■ **Instructions to follow**
In the listing below, which lines contain the string "Missense"? Copy them all.

*** Given records

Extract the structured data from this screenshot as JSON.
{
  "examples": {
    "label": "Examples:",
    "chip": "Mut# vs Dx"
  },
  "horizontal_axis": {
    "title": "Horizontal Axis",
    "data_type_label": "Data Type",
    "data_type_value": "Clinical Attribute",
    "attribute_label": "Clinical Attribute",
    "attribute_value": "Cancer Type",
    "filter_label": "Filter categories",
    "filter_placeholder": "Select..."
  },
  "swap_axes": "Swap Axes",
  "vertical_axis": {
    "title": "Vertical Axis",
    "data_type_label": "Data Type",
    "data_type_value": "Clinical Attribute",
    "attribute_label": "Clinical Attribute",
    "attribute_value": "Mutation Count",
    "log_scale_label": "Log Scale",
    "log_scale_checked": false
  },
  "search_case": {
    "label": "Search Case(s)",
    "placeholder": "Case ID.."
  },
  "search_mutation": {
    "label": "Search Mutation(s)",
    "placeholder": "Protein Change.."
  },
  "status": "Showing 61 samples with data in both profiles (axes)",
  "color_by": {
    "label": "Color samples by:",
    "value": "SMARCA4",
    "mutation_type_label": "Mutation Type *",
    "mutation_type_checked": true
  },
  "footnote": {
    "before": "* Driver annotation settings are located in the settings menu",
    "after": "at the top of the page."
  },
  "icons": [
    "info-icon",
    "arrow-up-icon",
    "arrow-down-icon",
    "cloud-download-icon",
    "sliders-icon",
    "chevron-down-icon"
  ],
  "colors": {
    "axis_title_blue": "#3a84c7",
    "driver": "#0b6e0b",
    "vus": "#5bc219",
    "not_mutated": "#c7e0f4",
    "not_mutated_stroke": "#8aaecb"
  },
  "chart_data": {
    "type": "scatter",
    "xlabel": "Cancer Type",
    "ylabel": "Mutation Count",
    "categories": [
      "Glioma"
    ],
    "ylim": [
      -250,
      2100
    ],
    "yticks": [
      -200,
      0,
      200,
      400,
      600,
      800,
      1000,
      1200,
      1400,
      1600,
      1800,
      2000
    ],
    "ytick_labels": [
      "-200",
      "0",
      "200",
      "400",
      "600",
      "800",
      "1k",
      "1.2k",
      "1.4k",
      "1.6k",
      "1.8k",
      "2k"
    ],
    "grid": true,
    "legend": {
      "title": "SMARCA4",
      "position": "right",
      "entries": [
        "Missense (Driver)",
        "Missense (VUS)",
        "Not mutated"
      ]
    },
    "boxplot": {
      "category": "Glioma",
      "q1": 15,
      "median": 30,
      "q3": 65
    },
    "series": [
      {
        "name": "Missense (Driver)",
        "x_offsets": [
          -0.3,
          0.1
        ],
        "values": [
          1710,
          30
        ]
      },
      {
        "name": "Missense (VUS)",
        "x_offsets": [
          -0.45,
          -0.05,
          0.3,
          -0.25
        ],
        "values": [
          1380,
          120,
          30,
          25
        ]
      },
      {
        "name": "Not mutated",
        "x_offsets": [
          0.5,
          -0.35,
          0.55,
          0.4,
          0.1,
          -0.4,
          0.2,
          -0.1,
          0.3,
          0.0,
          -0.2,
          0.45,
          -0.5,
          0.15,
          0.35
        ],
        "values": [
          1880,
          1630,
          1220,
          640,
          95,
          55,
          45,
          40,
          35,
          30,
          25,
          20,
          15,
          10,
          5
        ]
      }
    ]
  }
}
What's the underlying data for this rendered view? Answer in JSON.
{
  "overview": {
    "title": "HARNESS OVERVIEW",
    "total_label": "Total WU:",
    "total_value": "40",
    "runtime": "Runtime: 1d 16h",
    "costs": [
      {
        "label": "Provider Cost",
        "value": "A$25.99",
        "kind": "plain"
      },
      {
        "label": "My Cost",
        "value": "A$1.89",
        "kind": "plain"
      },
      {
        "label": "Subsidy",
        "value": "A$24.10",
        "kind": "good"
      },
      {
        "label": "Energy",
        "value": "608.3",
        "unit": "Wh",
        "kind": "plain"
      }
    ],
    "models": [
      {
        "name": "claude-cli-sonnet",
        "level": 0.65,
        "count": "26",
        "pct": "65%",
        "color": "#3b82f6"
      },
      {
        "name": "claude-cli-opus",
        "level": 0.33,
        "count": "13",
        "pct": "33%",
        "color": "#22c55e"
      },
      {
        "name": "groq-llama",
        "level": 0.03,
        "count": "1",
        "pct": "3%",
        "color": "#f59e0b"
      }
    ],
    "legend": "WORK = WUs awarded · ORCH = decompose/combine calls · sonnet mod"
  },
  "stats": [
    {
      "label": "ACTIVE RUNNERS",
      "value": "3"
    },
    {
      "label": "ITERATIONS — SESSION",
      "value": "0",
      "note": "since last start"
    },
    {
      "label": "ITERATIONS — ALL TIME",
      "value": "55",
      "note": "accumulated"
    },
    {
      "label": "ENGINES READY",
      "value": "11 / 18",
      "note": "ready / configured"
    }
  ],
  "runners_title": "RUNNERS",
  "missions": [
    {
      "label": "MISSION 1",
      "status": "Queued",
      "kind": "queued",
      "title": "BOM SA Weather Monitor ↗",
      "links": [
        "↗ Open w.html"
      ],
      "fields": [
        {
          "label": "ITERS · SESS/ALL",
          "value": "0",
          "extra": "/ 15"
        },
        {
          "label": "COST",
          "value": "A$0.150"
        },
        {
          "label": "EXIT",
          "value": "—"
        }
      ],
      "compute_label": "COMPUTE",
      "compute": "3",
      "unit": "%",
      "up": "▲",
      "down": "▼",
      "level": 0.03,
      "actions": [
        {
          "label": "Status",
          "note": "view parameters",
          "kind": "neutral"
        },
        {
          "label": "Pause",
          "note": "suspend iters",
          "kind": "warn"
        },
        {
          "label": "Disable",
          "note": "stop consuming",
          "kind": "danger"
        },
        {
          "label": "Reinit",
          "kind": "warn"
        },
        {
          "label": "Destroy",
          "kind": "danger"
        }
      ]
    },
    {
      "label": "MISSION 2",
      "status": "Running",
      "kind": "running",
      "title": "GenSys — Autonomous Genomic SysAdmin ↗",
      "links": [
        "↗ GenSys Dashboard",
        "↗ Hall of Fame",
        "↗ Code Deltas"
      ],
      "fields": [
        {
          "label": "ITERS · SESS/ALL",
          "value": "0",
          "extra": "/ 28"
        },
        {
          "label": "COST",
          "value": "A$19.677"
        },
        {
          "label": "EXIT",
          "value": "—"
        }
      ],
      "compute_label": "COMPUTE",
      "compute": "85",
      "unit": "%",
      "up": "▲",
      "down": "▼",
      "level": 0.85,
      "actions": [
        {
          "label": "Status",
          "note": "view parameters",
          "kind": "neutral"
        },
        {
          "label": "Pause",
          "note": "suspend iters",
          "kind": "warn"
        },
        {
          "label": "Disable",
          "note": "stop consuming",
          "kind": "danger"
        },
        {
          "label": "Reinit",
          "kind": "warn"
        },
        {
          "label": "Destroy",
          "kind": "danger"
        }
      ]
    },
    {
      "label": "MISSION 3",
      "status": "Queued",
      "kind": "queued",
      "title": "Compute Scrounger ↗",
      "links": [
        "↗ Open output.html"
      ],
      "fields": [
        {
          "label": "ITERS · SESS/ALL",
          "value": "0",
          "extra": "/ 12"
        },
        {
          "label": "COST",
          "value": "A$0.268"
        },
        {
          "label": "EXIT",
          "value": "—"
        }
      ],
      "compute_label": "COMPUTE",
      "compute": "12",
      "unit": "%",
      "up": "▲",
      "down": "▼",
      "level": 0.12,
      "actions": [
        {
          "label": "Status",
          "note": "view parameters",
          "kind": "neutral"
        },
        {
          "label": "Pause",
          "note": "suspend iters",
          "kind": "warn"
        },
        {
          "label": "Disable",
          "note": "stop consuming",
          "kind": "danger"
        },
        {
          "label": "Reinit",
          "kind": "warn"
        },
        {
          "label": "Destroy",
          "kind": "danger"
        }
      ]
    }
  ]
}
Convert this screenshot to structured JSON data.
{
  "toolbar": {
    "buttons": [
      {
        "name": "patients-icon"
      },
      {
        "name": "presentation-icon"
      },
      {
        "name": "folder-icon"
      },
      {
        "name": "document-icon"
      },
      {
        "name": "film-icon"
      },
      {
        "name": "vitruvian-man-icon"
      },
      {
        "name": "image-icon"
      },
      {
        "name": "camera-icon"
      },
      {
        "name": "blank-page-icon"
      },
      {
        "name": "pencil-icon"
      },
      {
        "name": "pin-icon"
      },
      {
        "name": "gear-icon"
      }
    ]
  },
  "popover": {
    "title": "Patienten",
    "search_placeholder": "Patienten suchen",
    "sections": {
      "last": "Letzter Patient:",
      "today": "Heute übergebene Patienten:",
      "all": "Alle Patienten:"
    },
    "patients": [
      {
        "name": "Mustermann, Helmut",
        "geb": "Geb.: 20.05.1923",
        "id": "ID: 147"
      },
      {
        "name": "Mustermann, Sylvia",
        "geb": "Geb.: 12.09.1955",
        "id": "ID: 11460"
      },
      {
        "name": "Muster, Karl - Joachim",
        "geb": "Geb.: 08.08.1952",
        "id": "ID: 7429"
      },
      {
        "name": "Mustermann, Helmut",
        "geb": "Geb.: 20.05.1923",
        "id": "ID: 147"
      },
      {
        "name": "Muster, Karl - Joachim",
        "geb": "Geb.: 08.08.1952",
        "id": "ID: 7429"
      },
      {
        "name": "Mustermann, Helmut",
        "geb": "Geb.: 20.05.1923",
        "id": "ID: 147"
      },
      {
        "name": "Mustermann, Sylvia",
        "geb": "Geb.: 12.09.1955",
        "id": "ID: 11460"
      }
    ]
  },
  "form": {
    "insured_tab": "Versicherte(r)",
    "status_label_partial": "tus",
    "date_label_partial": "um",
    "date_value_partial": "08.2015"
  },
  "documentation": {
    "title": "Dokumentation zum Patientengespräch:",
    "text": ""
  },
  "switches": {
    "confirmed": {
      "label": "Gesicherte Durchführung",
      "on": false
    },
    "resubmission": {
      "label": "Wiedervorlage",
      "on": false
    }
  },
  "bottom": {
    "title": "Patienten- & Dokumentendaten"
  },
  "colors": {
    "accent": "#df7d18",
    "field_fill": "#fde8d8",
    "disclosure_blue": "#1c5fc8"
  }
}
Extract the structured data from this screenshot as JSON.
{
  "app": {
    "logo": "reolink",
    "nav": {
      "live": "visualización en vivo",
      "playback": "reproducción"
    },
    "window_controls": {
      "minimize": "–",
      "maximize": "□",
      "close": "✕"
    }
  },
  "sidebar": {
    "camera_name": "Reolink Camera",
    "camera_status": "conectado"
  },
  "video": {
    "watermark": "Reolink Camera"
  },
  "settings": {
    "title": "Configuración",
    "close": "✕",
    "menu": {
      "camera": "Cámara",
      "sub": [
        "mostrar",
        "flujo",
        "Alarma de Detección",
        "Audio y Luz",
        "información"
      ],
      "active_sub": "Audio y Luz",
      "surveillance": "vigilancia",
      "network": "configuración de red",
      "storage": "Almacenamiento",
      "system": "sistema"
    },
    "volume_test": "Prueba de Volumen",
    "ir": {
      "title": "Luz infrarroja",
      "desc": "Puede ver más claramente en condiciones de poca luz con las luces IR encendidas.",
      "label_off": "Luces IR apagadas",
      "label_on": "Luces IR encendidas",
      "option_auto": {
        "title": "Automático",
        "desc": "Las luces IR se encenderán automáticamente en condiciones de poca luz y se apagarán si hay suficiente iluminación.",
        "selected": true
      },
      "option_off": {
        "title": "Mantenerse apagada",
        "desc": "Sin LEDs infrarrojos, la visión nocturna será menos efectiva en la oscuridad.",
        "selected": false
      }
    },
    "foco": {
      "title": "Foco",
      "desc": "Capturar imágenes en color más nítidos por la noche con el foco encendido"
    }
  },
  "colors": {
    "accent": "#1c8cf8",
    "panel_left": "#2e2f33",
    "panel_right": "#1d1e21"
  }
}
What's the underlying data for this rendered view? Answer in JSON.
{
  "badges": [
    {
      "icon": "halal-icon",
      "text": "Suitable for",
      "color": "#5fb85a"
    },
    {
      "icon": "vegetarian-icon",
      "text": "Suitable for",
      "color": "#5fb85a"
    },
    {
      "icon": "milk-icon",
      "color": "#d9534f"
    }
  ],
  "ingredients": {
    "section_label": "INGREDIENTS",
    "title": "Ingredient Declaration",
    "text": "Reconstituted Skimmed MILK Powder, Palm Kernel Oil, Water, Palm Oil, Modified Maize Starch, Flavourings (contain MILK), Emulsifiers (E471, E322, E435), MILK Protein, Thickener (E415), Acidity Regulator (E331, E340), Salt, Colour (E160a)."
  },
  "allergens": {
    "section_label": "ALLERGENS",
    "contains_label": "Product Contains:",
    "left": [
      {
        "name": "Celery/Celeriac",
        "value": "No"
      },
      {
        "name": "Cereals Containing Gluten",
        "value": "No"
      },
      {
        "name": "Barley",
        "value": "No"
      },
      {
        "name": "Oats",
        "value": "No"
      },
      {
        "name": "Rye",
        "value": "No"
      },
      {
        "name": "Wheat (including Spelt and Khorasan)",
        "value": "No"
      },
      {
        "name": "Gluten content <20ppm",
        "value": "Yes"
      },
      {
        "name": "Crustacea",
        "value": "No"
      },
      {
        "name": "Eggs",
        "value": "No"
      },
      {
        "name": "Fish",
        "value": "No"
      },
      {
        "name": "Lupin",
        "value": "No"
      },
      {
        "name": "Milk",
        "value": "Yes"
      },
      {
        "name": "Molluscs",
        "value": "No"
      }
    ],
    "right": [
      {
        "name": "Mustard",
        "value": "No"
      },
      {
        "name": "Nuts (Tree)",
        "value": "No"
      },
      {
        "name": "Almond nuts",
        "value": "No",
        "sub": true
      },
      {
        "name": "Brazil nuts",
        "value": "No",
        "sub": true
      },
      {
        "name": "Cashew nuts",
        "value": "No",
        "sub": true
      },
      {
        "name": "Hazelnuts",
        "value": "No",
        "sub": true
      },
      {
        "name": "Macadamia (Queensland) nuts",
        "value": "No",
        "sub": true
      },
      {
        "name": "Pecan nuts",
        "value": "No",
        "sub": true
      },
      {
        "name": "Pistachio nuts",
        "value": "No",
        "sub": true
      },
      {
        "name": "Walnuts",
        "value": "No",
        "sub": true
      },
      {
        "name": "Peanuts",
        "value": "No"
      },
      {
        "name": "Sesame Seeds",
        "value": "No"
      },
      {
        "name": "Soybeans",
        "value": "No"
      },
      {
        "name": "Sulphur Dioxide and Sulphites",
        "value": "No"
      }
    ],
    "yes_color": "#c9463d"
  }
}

******

■ **Your solution**
        "Missense (Driver)",
        "Missense (VUS)",
        "name": "Missense (Driver)",
        "name": "Missense (VUS)",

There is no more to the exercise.